**TASK INSTRUCTIONS**
How many lines of these records hold the string "color"? Reply with the number alone.

**RECORDED DATA**
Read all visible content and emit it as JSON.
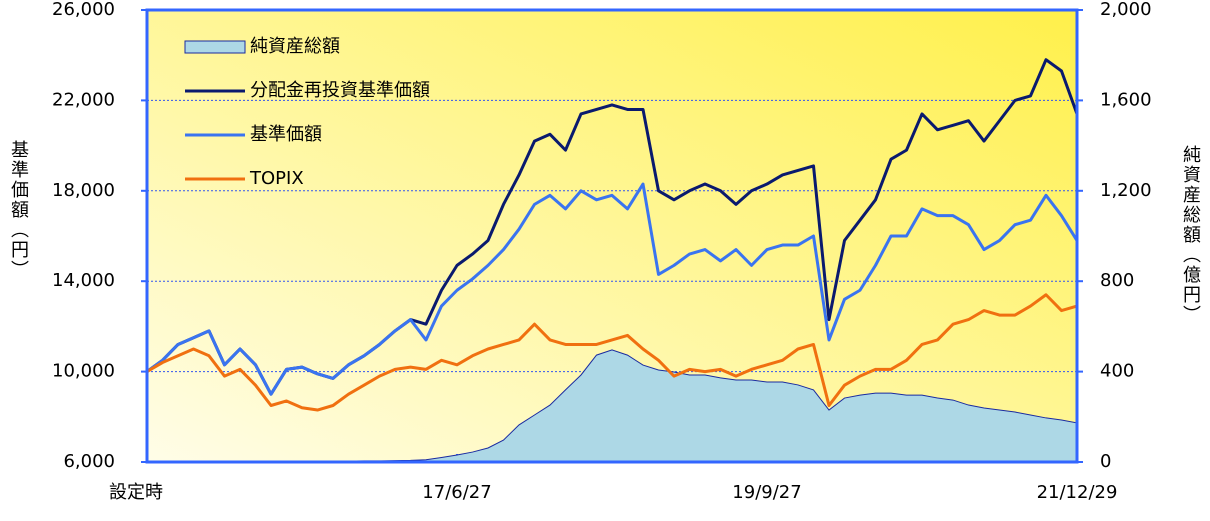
{
  "chart_data": {
    "type": "line",
    "y_label": "基準価額（円）",
    "y2_label": "純資産総額（億円）",
    "categories": [
      "設定時",
      null,
      null,
      null,
      null,
      null,
      null,
      null,
      null,
      null,
      null,
      null,
      null,
      null,
      null,
      null,
      null,
      null,
      null,
      null,
      "17/6/27",
      null,
      null,
      null,
      null,
      null,
      null,
      null,
      null,
      null,
      null,
      null,
      null,
      null,
      null,
      null,
      null,
      null,
      null,
      null,
      "19/9/27",
      null,
      null,
      null,
      null,
      null,
      null,
      null,
      null,
      null,
      null,
      null,
      null,
      null,
      null,
      null,
      null,
      null,
      null,
      null,
      "21/12/29"
    ],
    "ylim": [
      6000,
      26000
    ],
    "yticks": [
      {
        "value": 6000,
        "label": "6,000"
      },
      {
        "value": 10000,
        "label": "10,000"
      },
      {
        "value": 14000,
        "label": "14,000"
      },
      {
        "value": 18000,
        "label": "18,000"
      },
      {
        "value": 22000,
        "label": "22,000"
      },
      {
        "value": 26000,
        "label": "26,000"
      }
    ],
    "y2lim": [
      0,
      2000
    ],
    "y2ticks": [
      0,
      400,
      800,
      {
        "value": 1200,
        "label": "1,200"
      },
      {
        "value": 1600,
        "label": "1,600"
      },
      {
        "value": 2000,
        "label": "2,000"
      }
    ],
    "grid": true,
    "legend": "upper left",
    "series": [
      {
        "name": "純資産総額",
        "color": "#add8e6",
        "style": "area",
        "axis": "y2",
        "values": [
          0,
          1,
          1,
          1,
          2,
          2,
          2,
          2,
          3,
          3,
          3,
          3,
          4,
          4,
          5,
          5,
          6,
          7,
          10,
          20,
          31,
          44,
          62,
          97,
          164,
          208,
          252,
          319,
          385,
          473,
          496,
          473,
          429,
          407,
          398,
          385,
          385,
          372,
          363,
          363,
          354,
          354,
          341,
          319,
          230,
          283,
          296,
          305,
          305,
          296,
          296,
          283,
          274,
          252,
          239,
          230,
          221,
          208,
          195,
          186,
          173
        ]
      },
      {
        "name": "分配金再投資基準価額",
        "color": "#0a1a6e",
        "style": "line",
        "values": [
          10000,
          10500,
          11200,
          11500,
          11800,
          10300,
          11000,
          10300,
          9000,
          10100,
          10200,
          9900,
          9700,
          10300,
          10700,
          11200,
          11800,
          12300,
          12100,
          13600,
          14700,
          15200,
          15800,
          17400,
          18700,
          20200,
          20500,
          19800,
          21400,
          21600,
          21800,
          21600,
          21600,
          18000,
          17600,
          18000,
          18300,
          18000,
          17400,
          18000,
          18300,
          18700,
          18900,
          19100,
          12300,
          15800,
          16700,
          17600,
          19400,
          19800,
          21400,
          20700,
          20900,
          21100,
          20200,
          21100,
          22000,
          22200,
          23800,
          23300,
          21400
        ]
      },
      {
        "name": "基準価額",
        "color": "#3a74f0",
        "style": "line",
        "values": [
          10000,
          10500,
          11200,
          11500,
          11800,
          10300,
          11000,
          10300,
          9000,
          10100,
          10200,
          9900,
          9700,
          10300,
          10700,
          11200,
          11800,
          12300,
          11400,
          12900,
          13600,
          14100,
          14700,
          15400,
          16300,
          17400,
          17800,
          17200,
          18000,
          17600,
          17800,
          17200,
          18300,
          14300,
          14700,
          15200,
          15400,
          14900,
          15400,
          14700,
          15400,
          15600,
          15600,
          16000,
          11400,
          13200,
          13600,
          14700,
          16000,
          16000,
          17200,
          16900,
          16900,
          16500,
          15400,
          15800,
          16500,
          16700,
          17800,
          16900,
          15800
        ]
      },
      {
        "name": "TOPIX",
        "color": "#f07010",
        "style": "line",
        "values": [
          10000,
          10400,
          10700,
          11000,
          10700,
          9800,
          10100,
          9400,
          8500,
          8700,
          8400,
          8300,
          8500,
          9000,
          9400,
          9800,
          10100,
          10200,
          10100,
          10500,
          10300,
          10700,
          11000,
          11200,
          11400,
          12100,
          11400,
          11200,
          11200,
          11200,
          11400,
          11600,
          11000,
          10500,
          9800,
          10100,
          10000,
          10100,
          9800,
          10100,
          10300,
          10500,
          11000,
          11200,
          8500,
          9400,
          9800,
          10100,
          10100,
          10500,
          11200,
          11400,
          12100,
          12300,
          12700,
          12500,
          12500,
          12900,
          13400,
          12700,
          12900
        ]
      }
    ]
  }
}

**RESPONSE TO THE TASK**
4